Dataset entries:
══════════

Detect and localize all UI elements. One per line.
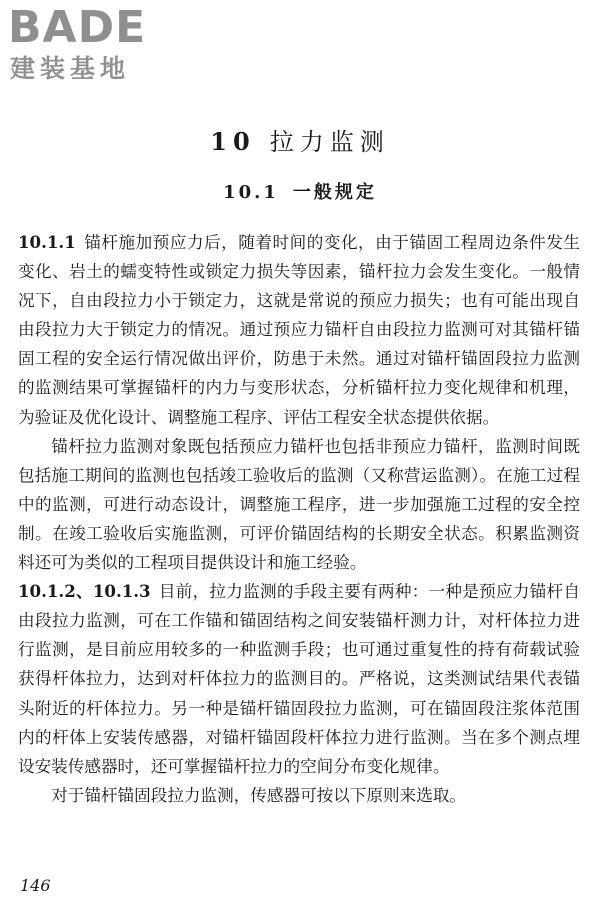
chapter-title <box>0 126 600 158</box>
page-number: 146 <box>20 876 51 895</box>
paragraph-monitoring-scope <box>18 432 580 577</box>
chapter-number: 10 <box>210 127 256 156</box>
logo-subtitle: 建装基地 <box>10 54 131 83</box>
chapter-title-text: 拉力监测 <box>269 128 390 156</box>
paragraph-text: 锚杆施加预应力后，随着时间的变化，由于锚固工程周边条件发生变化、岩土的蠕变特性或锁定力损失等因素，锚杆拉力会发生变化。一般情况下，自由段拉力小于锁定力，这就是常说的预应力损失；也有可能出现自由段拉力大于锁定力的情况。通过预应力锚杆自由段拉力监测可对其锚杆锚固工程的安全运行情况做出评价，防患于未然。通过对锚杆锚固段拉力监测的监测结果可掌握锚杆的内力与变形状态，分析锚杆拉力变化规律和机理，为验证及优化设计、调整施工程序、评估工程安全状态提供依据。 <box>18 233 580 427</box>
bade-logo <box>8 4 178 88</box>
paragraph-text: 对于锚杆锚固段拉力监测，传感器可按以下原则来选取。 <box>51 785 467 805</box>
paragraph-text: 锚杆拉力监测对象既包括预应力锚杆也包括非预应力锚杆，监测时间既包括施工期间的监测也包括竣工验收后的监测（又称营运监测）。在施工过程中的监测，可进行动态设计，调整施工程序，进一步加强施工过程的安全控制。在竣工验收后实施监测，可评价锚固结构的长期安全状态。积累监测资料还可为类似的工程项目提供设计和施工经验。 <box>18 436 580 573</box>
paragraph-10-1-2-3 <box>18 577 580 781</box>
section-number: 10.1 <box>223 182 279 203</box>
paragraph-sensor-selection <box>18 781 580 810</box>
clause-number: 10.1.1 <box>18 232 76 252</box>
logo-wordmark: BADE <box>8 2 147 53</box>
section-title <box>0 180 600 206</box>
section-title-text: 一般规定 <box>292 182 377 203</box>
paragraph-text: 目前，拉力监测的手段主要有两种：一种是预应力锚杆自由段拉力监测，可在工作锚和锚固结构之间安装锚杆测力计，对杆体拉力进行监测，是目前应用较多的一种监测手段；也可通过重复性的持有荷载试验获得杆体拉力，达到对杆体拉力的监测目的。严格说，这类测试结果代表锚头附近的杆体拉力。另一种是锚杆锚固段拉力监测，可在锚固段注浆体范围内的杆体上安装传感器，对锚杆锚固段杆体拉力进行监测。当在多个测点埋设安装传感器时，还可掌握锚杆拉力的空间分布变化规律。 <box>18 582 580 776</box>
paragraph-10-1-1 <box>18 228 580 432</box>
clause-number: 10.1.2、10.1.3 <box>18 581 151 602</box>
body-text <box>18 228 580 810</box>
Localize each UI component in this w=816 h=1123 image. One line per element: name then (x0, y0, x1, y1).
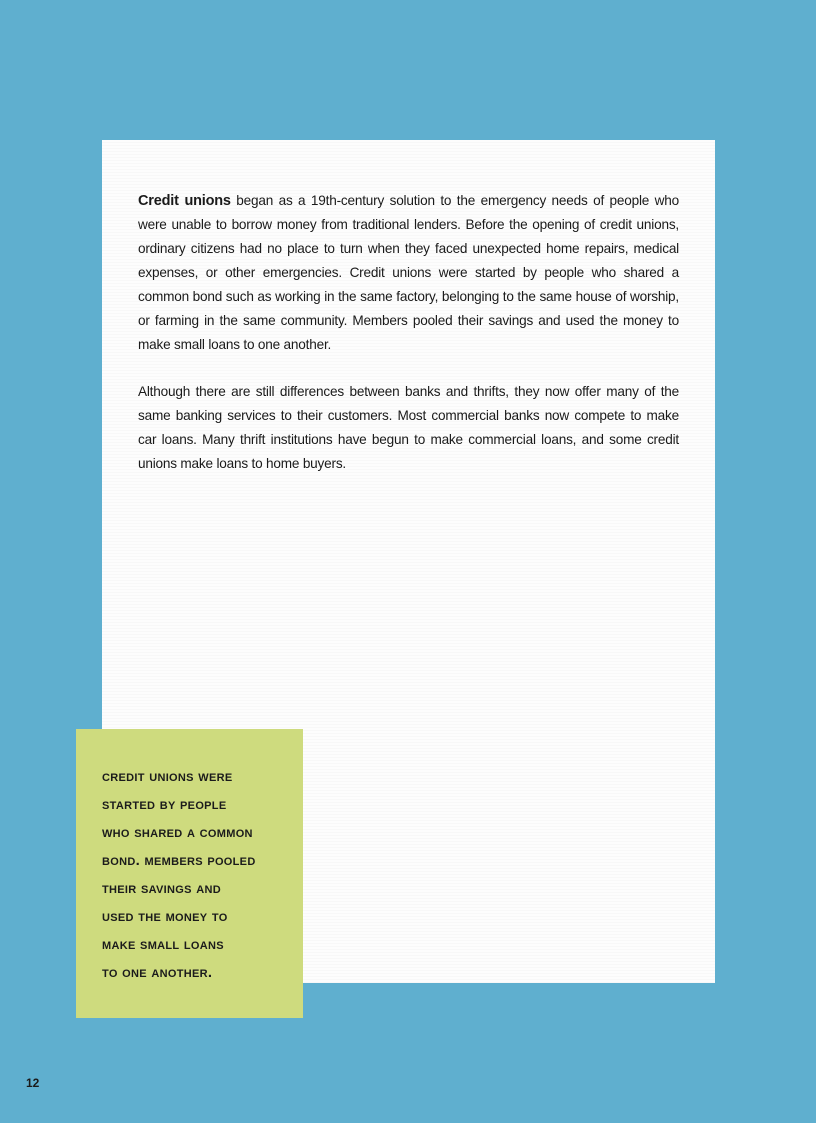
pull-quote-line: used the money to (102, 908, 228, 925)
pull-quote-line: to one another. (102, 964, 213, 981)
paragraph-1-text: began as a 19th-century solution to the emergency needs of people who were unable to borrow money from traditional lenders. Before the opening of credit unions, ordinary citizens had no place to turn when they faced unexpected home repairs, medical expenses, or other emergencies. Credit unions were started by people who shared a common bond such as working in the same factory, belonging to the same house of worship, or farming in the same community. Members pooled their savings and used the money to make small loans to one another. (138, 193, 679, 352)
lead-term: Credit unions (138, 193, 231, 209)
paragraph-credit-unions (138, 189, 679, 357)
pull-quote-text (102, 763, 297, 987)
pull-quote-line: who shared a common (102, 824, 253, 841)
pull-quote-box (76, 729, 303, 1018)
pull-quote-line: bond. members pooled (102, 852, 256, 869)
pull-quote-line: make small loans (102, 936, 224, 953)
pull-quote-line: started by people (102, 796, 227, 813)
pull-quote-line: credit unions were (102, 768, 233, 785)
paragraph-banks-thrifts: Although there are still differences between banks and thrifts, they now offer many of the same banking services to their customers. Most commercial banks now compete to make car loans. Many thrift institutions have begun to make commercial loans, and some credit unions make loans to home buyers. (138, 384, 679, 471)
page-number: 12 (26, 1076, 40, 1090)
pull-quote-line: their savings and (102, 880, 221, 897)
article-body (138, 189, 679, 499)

══════════

◆ PROBLEM DESCRIPTION: Return every line of the dataset entries above that contains the string "logo". Matching is case-sensitive.

◆ EXERCISE SOLUTION:
logo-subtitle: 建装基地 <box>10 54 131 83</box>
bade-logo <box>8 4 178 88</box>
logo-wordmark: BADE <box>8 2 147 53</box>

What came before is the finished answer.